**What is expected:** Take every line where the string "gross" appears and copy it.

(Figure record extracts)
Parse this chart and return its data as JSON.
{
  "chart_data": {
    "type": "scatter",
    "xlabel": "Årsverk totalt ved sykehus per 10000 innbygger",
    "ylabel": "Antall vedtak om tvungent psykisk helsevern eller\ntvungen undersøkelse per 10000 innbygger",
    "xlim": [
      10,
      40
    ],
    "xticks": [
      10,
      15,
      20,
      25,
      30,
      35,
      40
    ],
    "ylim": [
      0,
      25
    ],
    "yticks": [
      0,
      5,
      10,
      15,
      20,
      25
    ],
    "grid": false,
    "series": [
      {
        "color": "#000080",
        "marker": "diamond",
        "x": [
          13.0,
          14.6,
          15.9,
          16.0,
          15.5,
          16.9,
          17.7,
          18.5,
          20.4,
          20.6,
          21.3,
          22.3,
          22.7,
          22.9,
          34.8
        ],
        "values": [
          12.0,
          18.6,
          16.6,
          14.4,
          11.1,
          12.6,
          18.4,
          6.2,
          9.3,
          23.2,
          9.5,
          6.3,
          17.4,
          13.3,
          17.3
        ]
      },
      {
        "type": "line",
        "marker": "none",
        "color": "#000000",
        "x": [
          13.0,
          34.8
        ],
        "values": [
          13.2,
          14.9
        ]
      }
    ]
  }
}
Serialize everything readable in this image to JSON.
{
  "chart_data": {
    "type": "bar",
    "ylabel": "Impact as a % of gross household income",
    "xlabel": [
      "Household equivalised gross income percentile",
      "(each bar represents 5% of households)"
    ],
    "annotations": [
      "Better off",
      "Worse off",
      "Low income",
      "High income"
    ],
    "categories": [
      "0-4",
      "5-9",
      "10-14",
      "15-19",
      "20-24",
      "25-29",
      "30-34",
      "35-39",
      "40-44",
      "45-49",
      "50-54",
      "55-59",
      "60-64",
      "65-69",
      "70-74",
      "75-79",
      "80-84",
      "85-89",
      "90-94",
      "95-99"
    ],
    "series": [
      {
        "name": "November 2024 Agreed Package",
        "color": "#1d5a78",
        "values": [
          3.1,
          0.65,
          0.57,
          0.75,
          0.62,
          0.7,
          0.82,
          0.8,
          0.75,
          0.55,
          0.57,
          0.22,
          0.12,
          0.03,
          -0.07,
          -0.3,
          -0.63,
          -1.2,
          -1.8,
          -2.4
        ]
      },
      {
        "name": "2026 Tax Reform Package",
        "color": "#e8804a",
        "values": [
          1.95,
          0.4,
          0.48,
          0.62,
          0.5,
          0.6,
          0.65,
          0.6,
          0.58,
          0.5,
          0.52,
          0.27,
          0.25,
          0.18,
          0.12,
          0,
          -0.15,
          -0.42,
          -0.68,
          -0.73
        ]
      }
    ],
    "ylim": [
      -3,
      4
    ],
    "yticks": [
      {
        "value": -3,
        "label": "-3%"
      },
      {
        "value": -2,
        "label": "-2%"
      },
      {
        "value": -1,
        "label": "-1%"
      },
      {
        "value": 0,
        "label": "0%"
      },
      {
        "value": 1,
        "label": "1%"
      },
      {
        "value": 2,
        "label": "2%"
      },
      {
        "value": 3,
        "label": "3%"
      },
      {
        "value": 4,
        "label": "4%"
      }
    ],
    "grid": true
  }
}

**Answer to the problem:**
    "ylabel": "Impact as a % of gross household income",
      "Household equivalised gross income percentile",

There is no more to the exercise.